_EXERCISE OBJECTIVE:_ As the answer, give every line of the records that includes the word "ligament".

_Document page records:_
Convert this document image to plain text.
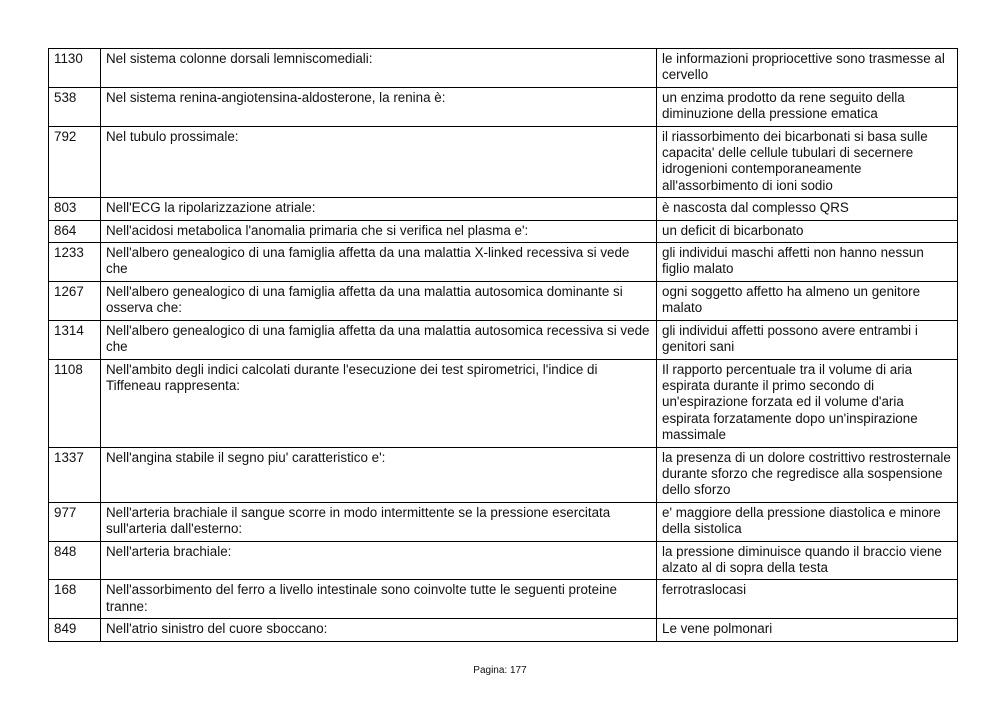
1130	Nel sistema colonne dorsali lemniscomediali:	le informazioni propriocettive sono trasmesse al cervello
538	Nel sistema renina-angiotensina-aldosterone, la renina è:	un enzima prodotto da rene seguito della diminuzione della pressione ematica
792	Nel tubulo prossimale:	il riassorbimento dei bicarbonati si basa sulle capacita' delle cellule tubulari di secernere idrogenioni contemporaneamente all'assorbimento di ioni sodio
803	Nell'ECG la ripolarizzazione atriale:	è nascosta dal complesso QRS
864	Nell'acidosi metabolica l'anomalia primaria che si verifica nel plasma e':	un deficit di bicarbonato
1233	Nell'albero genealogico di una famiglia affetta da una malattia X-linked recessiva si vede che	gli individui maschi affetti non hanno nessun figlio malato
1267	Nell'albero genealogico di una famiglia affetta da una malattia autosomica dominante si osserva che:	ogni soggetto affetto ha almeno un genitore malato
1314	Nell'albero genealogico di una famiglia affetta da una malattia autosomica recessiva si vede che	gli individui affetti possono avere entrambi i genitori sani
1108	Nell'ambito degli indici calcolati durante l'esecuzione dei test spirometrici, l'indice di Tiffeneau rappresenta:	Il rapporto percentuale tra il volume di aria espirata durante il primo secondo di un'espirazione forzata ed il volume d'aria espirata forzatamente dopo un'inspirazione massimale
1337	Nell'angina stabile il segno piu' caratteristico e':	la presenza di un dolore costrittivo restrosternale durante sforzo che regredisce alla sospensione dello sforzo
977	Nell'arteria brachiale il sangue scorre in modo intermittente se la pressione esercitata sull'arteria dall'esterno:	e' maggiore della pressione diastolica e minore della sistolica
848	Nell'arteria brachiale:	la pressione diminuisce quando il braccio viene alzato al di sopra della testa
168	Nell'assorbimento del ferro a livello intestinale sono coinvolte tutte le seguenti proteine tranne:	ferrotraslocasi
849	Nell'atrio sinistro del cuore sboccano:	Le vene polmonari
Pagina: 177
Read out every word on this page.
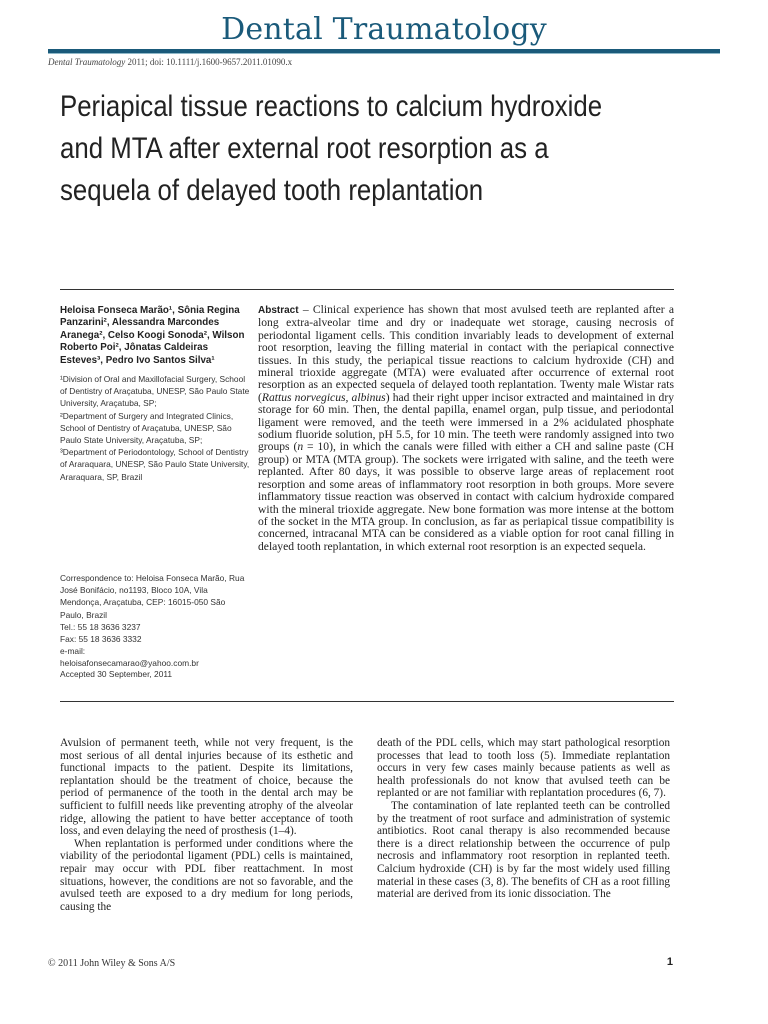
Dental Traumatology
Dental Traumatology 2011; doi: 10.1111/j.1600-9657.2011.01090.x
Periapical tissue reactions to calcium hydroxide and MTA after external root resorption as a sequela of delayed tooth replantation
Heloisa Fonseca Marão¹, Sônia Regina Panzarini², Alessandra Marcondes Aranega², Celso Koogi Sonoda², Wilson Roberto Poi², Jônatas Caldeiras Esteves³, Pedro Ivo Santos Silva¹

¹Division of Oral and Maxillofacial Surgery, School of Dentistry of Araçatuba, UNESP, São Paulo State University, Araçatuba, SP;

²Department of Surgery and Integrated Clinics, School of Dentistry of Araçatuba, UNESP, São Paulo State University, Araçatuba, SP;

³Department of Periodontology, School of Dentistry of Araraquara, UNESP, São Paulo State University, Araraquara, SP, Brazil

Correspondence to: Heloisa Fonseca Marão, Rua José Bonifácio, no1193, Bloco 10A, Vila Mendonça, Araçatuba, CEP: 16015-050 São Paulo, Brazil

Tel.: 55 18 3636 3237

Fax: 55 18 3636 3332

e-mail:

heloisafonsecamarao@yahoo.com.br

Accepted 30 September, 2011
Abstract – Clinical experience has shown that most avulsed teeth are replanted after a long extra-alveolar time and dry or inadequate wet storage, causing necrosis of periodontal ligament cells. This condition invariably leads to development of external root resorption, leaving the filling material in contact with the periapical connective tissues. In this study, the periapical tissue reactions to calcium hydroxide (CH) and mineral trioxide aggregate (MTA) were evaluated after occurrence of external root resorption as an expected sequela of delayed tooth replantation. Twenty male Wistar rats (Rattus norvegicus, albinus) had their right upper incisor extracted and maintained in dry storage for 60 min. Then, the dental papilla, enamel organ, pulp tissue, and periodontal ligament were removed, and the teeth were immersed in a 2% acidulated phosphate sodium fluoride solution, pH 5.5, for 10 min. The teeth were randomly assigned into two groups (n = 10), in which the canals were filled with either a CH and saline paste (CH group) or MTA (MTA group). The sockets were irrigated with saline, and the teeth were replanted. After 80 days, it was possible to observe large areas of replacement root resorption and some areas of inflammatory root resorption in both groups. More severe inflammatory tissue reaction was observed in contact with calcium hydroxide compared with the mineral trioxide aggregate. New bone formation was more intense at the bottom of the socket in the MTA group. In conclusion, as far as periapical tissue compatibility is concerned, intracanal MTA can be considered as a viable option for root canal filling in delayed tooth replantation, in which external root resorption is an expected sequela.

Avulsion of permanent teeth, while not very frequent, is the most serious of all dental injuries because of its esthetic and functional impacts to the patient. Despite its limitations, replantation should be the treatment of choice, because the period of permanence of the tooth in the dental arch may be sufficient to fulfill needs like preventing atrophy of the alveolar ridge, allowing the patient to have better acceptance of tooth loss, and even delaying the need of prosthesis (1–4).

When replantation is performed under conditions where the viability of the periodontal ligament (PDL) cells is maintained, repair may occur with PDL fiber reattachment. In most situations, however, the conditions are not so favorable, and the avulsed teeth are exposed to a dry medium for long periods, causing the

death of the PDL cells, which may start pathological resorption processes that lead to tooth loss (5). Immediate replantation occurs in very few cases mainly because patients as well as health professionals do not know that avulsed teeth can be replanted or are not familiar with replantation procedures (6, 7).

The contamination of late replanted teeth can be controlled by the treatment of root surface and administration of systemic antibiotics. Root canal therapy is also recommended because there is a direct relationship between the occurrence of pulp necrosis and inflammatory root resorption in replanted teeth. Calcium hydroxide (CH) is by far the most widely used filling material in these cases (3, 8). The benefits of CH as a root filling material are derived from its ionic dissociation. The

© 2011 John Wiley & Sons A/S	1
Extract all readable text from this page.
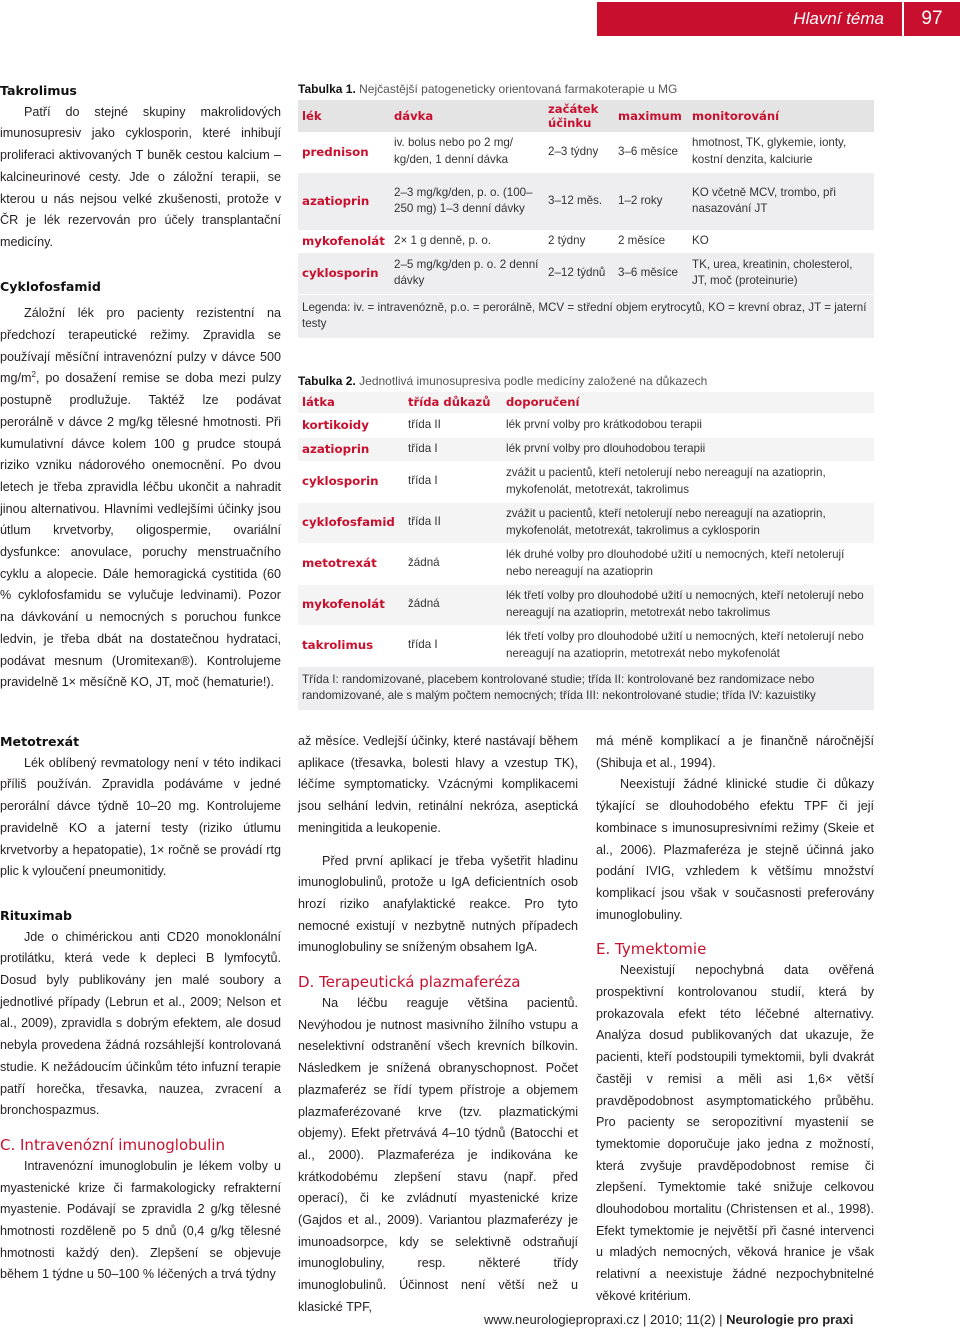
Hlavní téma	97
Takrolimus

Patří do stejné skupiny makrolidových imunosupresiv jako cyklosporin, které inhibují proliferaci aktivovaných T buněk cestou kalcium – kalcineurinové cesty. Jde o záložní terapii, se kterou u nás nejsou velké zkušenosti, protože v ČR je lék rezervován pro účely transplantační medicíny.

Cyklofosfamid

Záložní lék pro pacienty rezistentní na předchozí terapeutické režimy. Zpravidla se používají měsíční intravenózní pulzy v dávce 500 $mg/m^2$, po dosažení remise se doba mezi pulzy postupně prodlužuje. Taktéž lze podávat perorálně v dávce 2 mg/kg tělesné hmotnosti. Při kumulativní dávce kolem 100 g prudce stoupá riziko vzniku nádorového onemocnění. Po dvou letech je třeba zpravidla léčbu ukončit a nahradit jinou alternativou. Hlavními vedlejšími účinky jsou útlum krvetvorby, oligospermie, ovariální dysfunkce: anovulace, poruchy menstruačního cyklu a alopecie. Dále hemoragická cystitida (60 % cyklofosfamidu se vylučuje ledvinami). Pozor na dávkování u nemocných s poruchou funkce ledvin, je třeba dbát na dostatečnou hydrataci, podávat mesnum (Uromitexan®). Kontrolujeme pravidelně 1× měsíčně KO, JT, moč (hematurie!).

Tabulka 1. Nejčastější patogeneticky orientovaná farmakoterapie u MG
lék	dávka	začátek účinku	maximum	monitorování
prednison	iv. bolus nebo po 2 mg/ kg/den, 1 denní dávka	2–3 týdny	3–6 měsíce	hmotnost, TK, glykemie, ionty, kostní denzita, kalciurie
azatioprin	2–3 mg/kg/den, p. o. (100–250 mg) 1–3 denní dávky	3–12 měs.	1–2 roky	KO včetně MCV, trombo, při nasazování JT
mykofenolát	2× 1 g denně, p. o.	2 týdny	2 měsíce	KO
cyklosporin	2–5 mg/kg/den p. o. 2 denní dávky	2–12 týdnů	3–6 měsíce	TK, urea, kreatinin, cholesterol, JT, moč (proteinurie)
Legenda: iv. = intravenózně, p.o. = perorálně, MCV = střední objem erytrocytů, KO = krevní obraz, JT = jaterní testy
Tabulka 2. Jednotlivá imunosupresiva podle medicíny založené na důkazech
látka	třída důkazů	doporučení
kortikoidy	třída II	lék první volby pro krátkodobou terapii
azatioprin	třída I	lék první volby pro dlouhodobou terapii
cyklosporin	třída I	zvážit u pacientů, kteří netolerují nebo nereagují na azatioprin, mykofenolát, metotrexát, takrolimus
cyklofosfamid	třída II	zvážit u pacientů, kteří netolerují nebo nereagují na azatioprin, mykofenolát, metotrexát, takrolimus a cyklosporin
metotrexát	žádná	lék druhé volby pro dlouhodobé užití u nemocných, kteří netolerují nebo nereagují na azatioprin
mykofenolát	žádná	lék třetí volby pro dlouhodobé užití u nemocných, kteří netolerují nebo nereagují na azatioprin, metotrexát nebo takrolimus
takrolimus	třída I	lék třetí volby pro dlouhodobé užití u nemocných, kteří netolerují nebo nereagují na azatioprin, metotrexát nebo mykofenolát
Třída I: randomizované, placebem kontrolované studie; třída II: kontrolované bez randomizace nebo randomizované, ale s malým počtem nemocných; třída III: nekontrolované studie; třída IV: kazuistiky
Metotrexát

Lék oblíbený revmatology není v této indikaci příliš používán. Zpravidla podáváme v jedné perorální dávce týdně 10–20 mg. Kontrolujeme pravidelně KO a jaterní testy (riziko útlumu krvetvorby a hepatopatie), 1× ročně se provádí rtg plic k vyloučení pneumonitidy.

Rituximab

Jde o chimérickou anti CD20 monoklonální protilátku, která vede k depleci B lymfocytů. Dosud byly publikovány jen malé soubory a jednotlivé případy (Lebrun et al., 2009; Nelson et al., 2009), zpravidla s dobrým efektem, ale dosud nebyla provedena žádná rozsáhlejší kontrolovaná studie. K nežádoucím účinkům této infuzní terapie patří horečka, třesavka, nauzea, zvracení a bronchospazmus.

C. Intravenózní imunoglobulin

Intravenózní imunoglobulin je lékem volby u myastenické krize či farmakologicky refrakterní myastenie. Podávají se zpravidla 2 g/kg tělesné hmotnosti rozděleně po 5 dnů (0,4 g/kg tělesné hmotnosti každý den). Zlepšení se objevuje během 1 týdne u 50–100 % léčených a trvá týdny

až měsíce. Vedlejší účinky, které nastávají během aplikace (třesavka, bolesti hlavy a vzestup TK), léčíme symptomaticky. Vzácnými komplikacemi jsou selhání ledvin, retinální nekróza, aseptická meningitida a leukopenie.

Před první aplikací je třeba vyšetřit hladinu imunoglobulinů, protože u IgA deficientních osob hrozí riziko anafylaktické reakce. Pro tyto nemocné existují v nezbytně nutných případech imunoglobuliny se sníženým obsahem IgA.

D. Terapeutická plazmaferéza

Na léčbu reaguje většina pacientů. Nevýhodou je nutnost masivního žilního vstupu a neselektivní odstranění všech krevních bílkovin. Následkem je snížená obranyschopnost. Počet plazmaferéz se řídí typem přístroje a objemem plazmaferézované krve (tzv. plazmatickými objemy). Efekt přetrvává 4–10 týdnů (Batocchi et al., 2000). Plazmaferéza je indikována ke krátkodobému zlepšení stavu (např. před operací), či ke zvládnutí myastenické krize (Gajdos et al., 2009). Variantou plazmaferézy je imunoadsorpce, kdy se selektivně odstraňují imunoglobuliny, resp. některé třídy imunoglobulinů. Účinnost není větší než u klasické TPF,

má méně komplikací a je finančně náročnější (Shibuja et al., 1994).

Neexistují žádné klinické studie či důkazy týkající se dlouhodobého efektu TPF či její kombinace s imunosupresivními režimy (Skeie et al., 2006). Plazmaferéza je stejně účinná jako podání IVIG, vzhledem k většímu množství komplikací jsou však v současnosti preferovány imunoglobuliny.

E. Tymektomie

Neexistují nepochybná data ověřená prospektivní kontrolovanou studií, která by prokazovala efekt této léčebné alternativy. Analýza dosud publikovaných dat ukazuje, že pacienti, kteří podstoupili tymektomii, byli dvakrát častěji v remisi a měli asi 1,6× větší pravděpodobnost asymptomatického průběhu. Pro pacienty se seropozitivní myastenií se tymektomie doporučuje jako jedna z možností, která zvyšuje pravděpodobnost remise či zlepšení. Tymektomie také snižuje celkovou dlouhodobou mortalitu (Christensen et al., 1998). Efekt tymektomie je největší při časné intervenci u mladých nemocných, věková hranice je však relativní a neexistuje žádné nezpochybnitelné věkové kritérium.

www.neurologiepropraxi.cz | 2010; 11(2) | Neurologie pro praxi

_OUTPUT FOR THIS EXERCISE:_
Abstract – Clinical experience has shown that most avulsed teeth are replanted after a long extra-alveolar time and dry or inadequate wet storage, causing necrosis of periodontal ligament cells. This condition invariably leads to development of external root resorption, leaving the filling material in contact with the periapical connective tissues. In this study, the periapical tissue reactions to calcium hydroxide (CH) and mineral trioxide aggregate (MTA) were evaluated after occurrence of external root resorption as an expected sequela of delayed tooth replantation. Twenty male Wistar rats (Rattus norvegicus, albinus) had their right upper incisor extracted and maintained in dry storage for 60 min. Then, the dental papilla, enamel organ, pulp tissue, and periodontal ligament were removed, and the teeth were immersed in a 2% acidulated phosphate sodium fluoride solution, pH 5.5, for 10 min. The teeth were randomly assigned into two groups (n = 10), in which the canals were filled with either a CH and saline paste (CH group) or MTA (MTA group). The sockets were irrigated with saline, and the teeth were replanted. After 80 days, it was possible to observe large areas of replacement root resorption and some areas of inflammatory root resorption in both groups. More severe inflammatory tissue reaction was observed in contact with calcium hydroxide compared with the mineral trioxide aggregate. New bone formation was more intense at the bottom of the socket in the MTA group. In conclusion, as far as periapical tissue compatibility is concerned, intracanal MTA can be considered as a viable option for root canal filling in delayed tooth replantation, in which external root resorption is an expected sequela.
When replantation is performed under conditions where the viability of the periodontal ligament (PDL) cells is maintained, repair may occur with PDL fiber reattachment. In most situations, however, the conditions are not so favorable, and the avulsed teeth are exposed to a dry medium for long periods, causing the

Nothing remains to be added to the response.